### [Saved data entries]
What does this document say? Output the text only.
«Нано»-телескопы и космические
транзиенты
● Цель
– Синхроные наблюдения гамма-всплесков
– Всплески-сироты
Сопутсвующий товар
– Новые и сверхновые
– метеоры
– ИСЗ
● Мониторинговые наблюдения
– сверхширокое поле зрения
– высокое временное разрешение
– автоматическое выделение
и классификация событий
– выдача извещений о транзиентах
---
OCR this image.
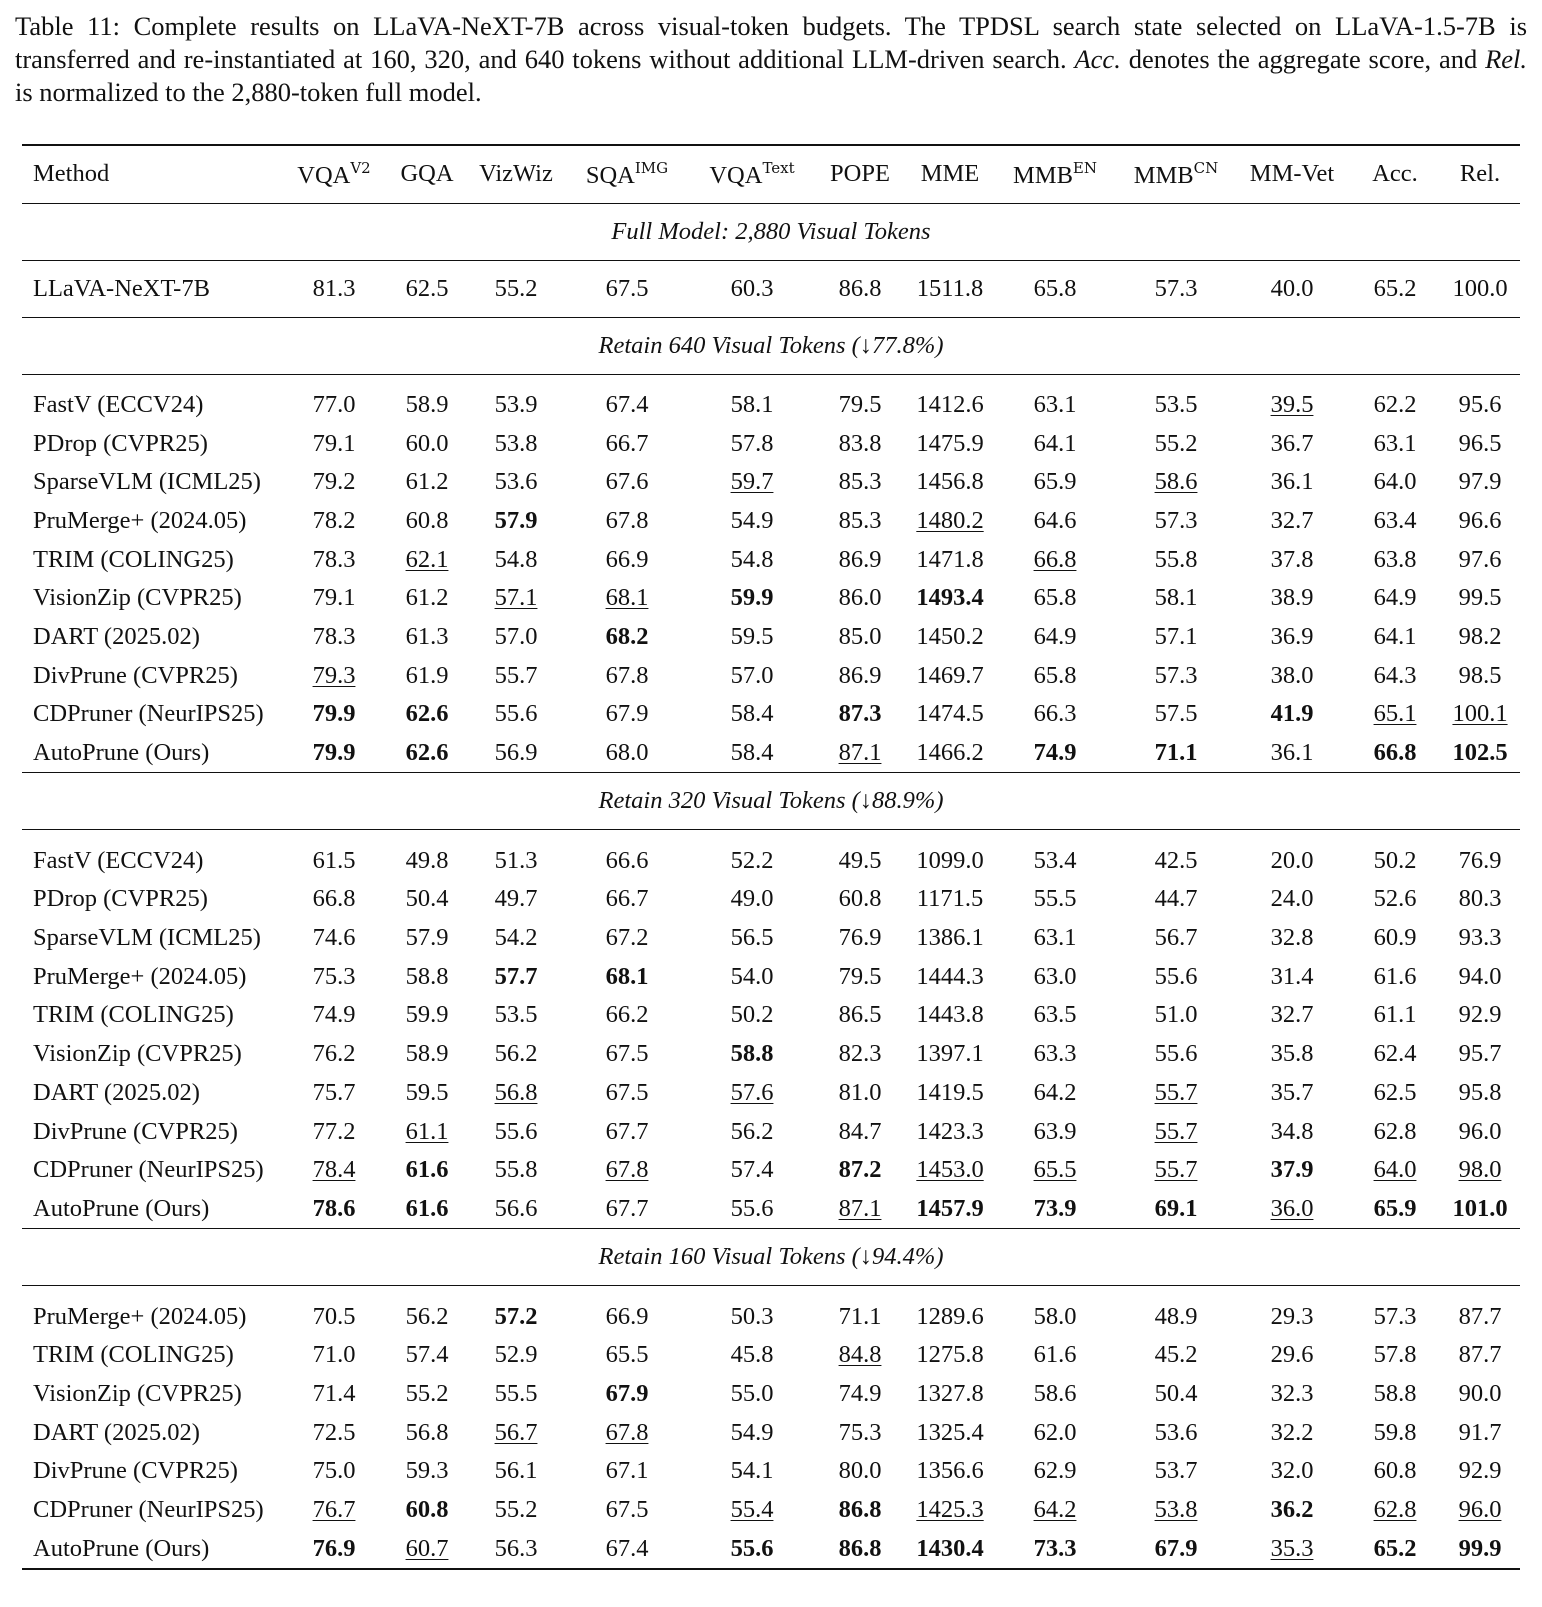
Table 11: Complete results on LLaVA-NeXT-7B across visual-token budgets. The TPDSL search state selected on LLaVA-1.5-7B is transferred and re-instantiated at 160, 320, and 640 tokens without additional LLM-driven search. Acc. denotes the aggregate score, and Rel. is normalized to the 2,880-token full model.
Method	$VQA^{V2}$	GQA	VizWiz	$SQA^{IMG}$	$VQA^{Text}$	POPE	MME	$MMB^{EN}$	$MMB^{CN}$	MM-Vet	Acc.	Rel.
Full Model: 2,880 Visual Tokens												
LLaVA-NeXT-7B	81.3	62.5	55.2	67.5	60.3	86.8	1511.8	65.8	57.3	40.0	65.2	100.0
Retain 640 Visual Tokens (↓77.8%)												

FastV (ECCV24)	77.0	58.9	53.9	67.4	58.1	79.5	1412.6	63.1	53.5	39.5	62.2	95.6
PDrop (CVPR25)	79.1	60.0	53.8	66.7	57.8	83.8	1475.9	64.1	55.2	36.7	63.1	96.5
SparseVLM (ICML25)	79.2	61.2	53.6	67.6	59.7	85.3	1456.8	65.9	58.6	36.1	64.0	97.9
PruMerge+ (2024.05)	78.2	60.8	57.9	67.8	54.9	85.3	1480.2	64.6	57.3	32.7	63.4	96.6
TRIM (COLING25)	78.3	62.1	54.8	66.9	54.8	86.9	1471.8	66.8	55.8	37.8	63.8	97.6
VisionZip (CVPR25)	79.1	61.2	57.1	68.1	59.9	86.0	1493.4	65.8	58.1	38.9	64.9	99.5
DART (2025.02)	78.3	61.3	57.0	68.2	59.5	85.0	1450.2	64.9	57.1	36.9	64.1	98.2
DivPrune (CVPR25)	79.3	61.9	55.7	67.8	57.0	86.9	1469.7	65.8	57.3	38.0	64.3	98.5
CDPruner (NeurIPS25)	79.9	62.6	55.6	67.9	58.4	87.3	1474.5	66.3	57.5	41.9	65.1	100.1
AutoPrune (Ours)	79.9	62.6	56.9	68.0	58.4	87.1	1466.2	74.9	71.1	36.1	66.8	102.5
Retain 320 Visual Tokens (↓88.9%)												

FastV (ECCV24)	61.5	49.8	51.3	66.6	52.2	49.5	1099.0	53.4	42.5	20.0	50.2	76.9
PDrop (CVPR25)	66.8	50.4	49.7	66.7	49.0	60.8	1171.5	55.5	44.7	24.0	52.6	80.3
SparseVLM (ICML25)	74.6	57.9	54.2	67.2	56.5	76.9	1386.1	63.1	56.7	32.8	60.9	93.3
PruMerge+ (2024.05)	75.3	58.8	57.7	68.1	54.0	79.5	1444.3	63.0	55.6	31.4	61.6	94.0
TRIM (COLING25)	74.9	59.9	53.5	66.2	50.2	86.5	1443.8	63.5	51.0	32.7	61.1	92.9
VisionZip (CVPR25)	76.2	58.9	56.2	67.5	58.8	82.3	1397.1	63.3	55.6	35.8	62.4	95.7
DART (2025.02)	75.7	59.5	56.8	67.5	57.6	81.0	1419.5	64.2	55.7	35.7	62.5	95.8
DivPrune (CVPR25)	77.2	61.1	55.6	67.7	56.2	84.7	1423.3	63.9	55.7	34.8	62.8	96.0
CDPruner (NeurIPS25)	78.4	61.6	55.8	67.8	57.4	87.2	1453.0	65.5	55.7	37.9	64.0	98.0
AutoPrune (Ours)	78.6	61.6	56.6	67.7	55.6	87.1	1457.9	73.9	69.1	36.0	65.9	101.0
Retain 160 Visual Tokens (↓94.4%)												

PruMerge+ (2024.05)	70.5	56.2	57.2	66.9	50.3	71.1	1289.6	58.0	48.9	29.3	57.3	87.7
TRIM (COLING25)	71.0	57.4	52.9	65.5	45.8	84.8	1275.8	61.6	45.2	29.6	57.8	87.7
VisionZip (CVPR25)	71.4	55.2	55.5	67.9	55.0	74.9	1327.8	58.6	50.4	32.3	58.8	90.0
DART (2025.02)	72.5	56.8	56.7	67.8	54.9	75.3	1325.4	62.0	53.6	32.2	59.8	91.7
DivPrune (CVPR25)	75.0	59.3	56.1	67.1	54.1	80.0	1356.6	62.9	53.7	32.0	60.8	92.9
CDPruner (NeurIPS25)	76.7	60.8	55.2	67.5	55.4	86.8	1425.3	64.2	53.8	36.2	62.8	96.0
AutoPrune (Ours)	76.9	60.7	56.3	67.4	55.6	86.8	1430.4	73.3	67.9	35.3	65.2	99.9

### [STATED EXERCISE]
Using the listing above, locate the lines that hold "TRIM" and copy each one.

### [TASK OUTPUT]
TRIM (COLING25)	78.3	62.1	54.8	66.9	54.8	86.9	1471.8	66.8	55.8	37.8	63.8	97.6
TRIM (COLING25)	74.9	59.9	53.5	66.2	50.2	86.5	1443.8	63.5	51.0	32.7	61.1	92.9
TRIM (COLING25)	71.0	57.4	52.9	65.5	45.8	84.8	1275.8	61.6	45.2	29.6	57.8	87.7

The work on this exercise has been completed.